• Record excerpts:
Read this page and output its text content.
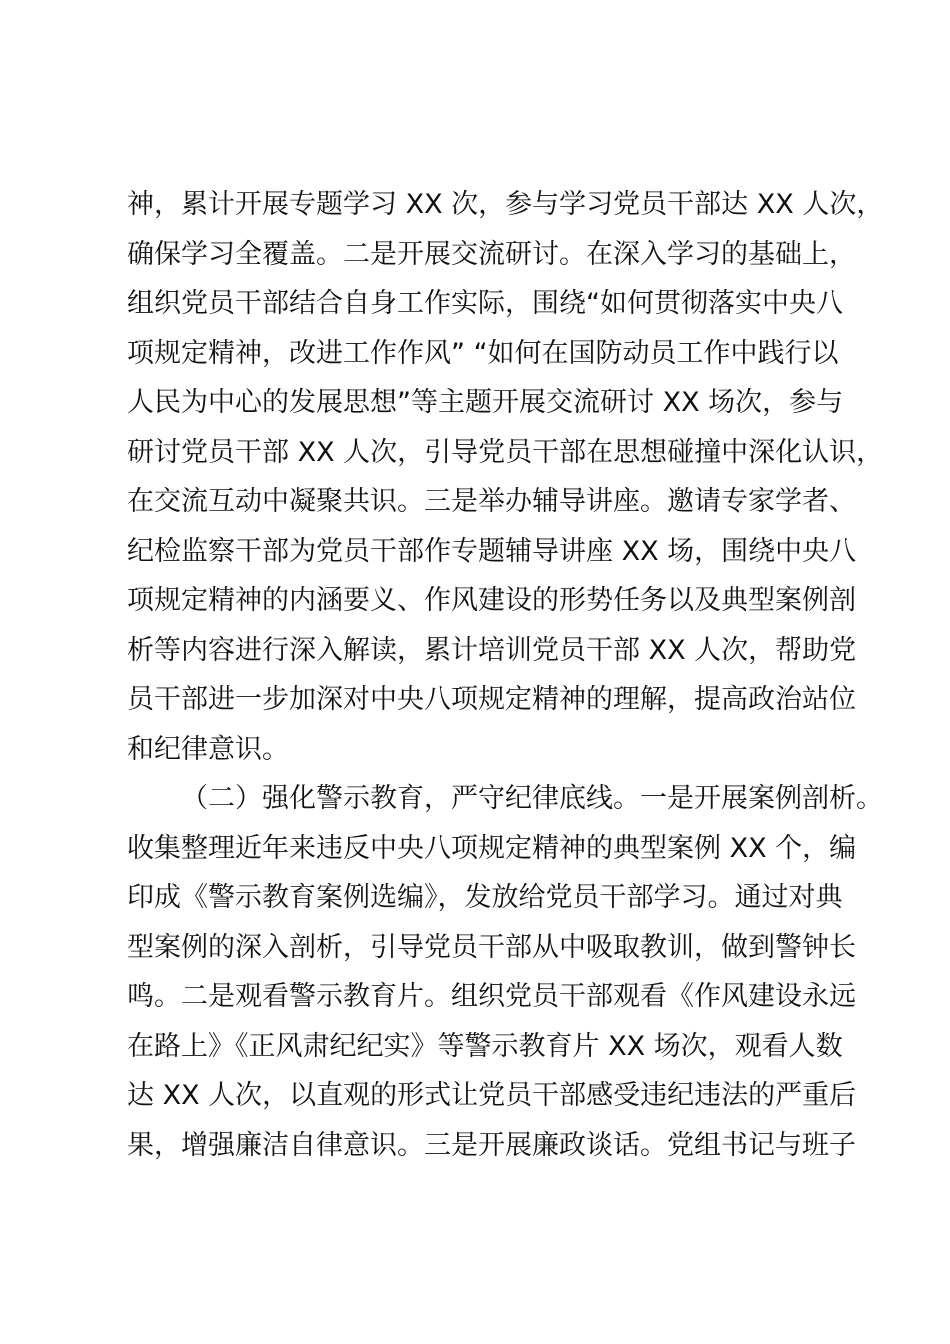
神，累计开展专题学习 XX 次，参与学习党员干部达 XX 人次，
确保学习全覆盖。二是开展交流研讨。在深入学习的基础上，
组织党员干部结合自身工作实际，围绕“如何贯彻落实中央八
项规定精神，改进工作作风” “如何在国防动员工作中践行以
人民为中心的发展思想”等主题开展交流研讨 XX 场次，参与
研讨党员干部 XX 人次，引导党员干部在思想碰撞中深化认识，
在交流互动中凝聚共识。三是举办辅导讲座。邀请专家学者、
纪检监察干部为党员干部作专题辅导讲座 XX 场，围绕中央八
项规定精神的内涵要义、作风建设的形势任务以及典型案例剖
析等内容进行深入解读，累计培训党员干部 XX 人次，帮助党
员干部进一步加深对中央八项规定精神的理解，提高政治站位
和纪律意识。
（二）强化警示教育，严守纪律底线。一是开展案例剖析。
收集整理近年来违反中央八项规定精神的典型案例 XX 个，编
印成《警示教育案例选编》，发放给党员干部学习。通过对典
型案例的深入剖析，引导党员干部从中吸取教训，做到警钟长
鸣。二是观看警示教育片。组织党员干部观看《作风建设永远
在路上》《正风肃纪纪实》等警示教育片 XX 场次，观看人数
达 XX 人次，以直观的形式让党员干部感受违纪违法的严重后
果，增强廉洁自律意识。三是开展廉政谈话。党组书记与班子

• Brief: Your task is to repeat the data above exactly while excluding the pictures.

• Response to the exercise:
Read this page and output its text content.
神，累计开展专题学习 XX 次，参与学习党员干部达 XX 人次，
确保学习全覆盖。二是开展交流研讨。在深入学习的基础上，
组织党员干部结合自身工作实际，围绕“如何贯彻落实中央八
项规定精神，改进工作作风” “如何在国防动员工作中践行以
人民为中心的发展思想”等主题开展交流研讨 XX 场次，参与
研讨党员干部 XX 人次，引导党员干部在思想碰撞中深化认识，
在交流互动中凝聚共识。三是举办辅导讲座。邀请专家学者、
纪检监察干部为党员干部作专题辅导讲座 XX 场，围绕中央八
项规定精神的内涵要义、作风建设的形势任务以及典型案例剖
析等内容进行深入解读，累计培训党员干部 XX 人次，帮助党
员干部进一步加深对中央八项规定精神的理解，提高政治站位
和纪律意识。
（二）强化警示教育，严守纪律底线。一是开展案例剖析。
收集整理近年来违反中央八项规定精神的典型案例 XX 个，编
印成《警示教育案例选编》，发放给党员干部学习。通过对典
型案例的深入剖析，引导党员干部从中吸取教训，做到警钟长
鸣。二是观看警示教育片。组织党员干部观看《作风建设永远
在路上》《正风肃纪纪实》等警示教育片 XX 场次，观看人数
达 XX 人次，以直观的形式让党员干部感受违纪违法的严重后
果，增强廉洁自律意识。三是开展廉政谈话。党组书记与班子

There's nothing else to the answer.